=== WHAT THE TASK ASKS ===
Isolate every line in the records below with "icon" in it.
BEGIN SUPPLIED DATA
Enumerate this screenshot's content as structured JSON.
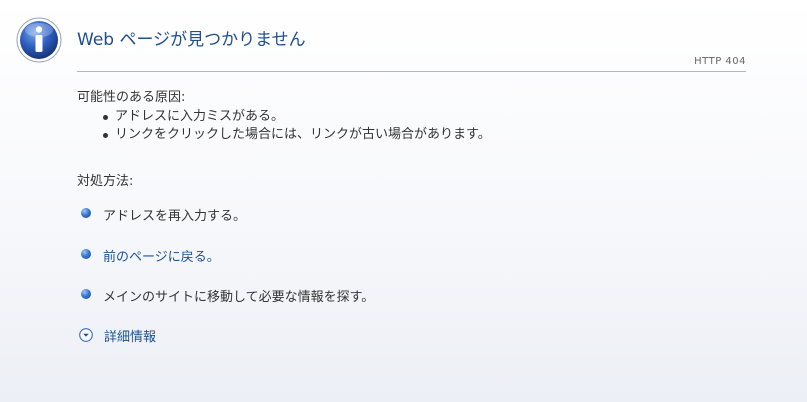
{
  "header": {
    "title": "Web ページが見つかりません",
    "status_code": "HTTP 404",
    "icon": "info-icon"
  },
  "causes": {
    "heading": "可能性のある原因:",
    "items": [
      "アドレスに入力ミスがある。",
      "リンクをクリックした場合には、リンクが古い場合があります。"
    ]
  },
  "actions": {
    "heading": "対処方法:",
    "retype": "アドレスを再入力する。",
    "back_link": "前のページに戻る。",
    "main_site": "メインのサイトに移動して必要な情報を探す。"
  },
  "more_info": {
    "label": "詳細情報",
    "icon": "chevron-down-circle-icon"
  },
  "colors": {
    "title": "#1f4f8f",
    "link": "#1a5296",
    "text": "#333333"
  }
}
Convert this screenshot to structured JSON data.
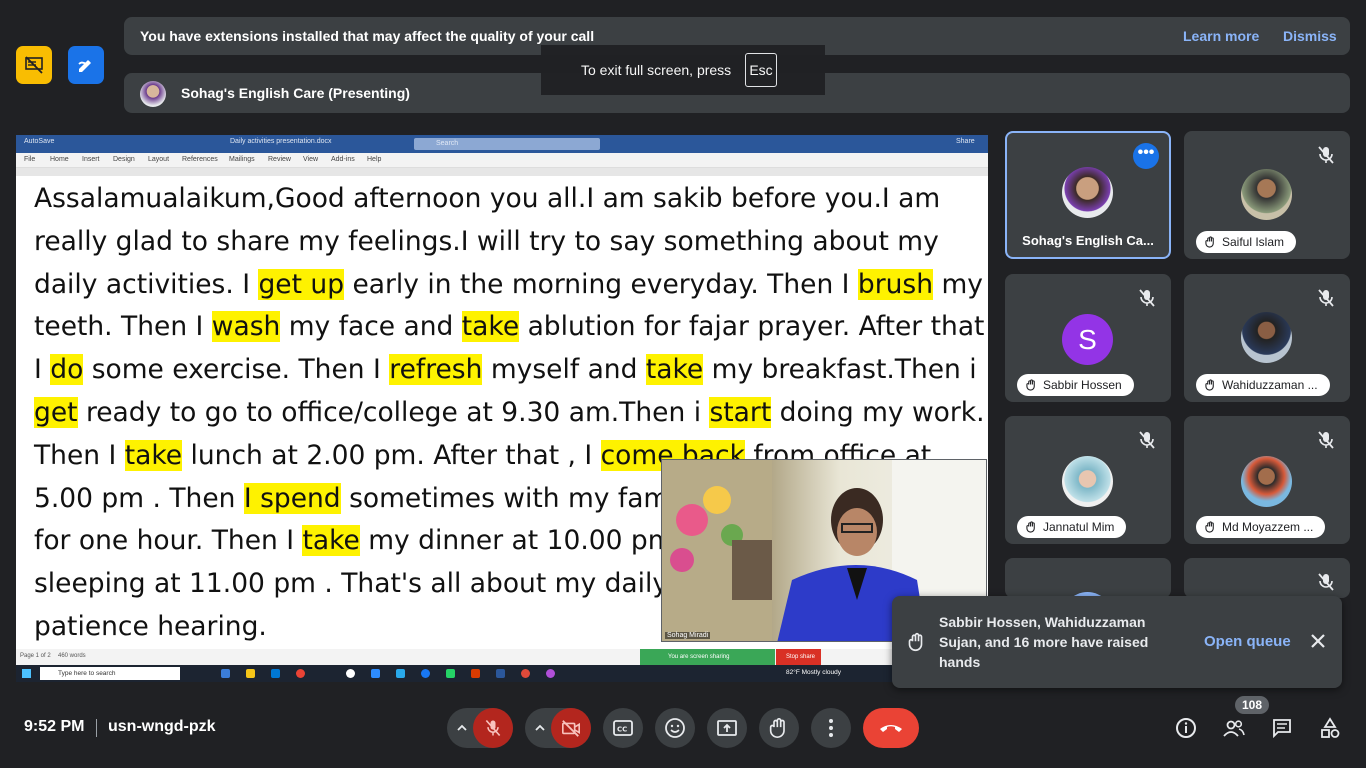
{
  "colors": {
    "accent": "#8ab4f8",
    "danger": "#ea4335",
    "surface": "#3c4043",
    "background": "#202124",
    "highlight": "#fef200"
  },
  "extension_banner": {
    "message": "You have extensions installed that may affect the quality of your call",
    "learn_more": "Learn more",
    "dismiss": "Dismiss"
  },
  "presenter_banner": {
    "title": "Sohag's English Care (Presenting)"
  },
  "fullscreen_tip": {
    "text": "To exit full screen, press",
    "key": "Esc"
  },
  "presentation": {
    "word": {
      "autosave": "AutoSave",
      "doc_title": "Daily activities presentation.docx",
      "search": "Search",
      "share": "Share",
      "menu": [
        "File",
        "Home",
        "Insert",
        "Design",
        "Layout",
        "References",
        "Mailings",
        "Review",
        "View",
        "Add-ins",
        "Help"
      ],
      "status_page": "Page 1 of 2",
      "status_words": "460 words"
    },
    "paragraph_lines": [
      "Assalamualaikum,Good afternoon you all.I am sakib before you.I am",
      "really glad to share my feelings.I will try to say something about my",
      "daily activities. I get up early in the morning everyday. Then I brush my",
      "teeth. Then I wash my face and take ablution for fajar prayer. After that",
      "I do some exercise. Then I refresh myself and take my breakfast.Then i",
      "get ready to go to office/college at 9.30 am.Then i start doing my work.",
      "Then I take lunch at 2.00 pm. After that , I come back from office at",
      "5.00 pm . Then I spend sometimes with my fam",
      "for one hour. Then I take my dinner at 10.00 pm",
      "sleeping at 11.00 pm . That's all about my daily",
      "patience hearing."
    ],
    "self_video_name": "Sohag Miradi",
    "sharing_bar": {
      "text": "You are screen sharing",
      "stop": "Stop share"
    },
    "taskbar": {
      "search": "Type here to search",
      "weather": "82°F  Mostly cloudy"
    }
  },
  "participants": [
    {
      "name": "Sohag's English Ca...",
      "avatar": "photo-avatar",
      "active": true
    },
    {
      "name": "Saiful Islam",
      "avatar": "photo-avatar",
      "hand_raised": true,
      "muted": true
    },
    {
      "name": "Sabbir Hossen",
      "avatar_letter": "S",
      "hand_raised": true,
      "muted": true
    },
    {
      "name": "Wahiduzzaman ...",
      "avatar": "photo-avatar",
      "hand_raised": true,
      "muted": true
    },
    {
      "name": "Jannatul Mim",
      "avatar": "photo-avatar",
      "hand_raised": true,
      "muted": true
    },
    {
      "name": "Md Moyazzem ...",
      "avatar": "photo-avatar",
      "hand_raised": true,
      "muted": true
    }
  ],
  "hand_toast": {
    "message": "Sabbir Hossen, Wahiduzzaman Sujan, and 16 more have raised hands",
    "open_queue": "Open queue"
  },
  "bottom_bar": {
    "time": "9:52 PM",
    "meeting_code": "usn-wngd-pzk",
    "people_count": "108"
  }
}
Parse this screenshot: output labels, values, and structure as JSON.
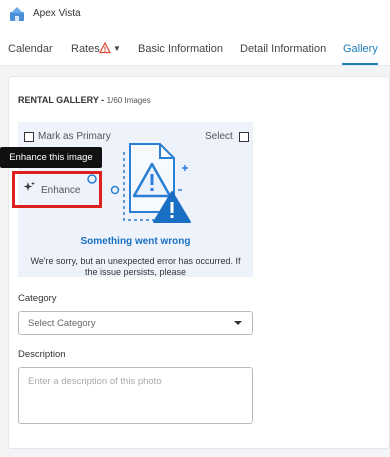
{
  "app": {
    "title": "Apex Vista"
  },
  "tabs": [
    {
      "label": "Calendar"
    },
    {
      "label": "Rates",
      "has_warning": true
    },
    {
      "label": "Basic Information"
    },
    {
      "label": "Detail Information"
    },
    {
      "label": "Gallery",
      "active": true
    }
  ],
  "gallery": {
    "title": "RENTAL GALLERY - ",
    "count": "1/60 Images",
    "mark_primary_label": "Mark as Primary",
    "select_label": "Select",
    "tooltip": "Enhance this image",
    "enhance_label": "Enhance",
    "error_title": "Something went wrong",
    "error_text": "We're sorry, but an unexpected error has occurred. If the issue persists, please"
  },
  "category": {
    "label": "Category",
    "value": "Select Category"
  },
  "description": {
    "label": "Description",
    "placeholder": "Enter a description of this photo"
  },
  "colors": {
    "accent": "#1e7fb8",
    "error_blue": "#1a6fc4",
    "highlight": "#e02020"
  }
}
END SUPPLIED DATA
=== CORRECT RESULT ===
    "icon": "info-icon"
    "icon": "chevron-down-circle-icon"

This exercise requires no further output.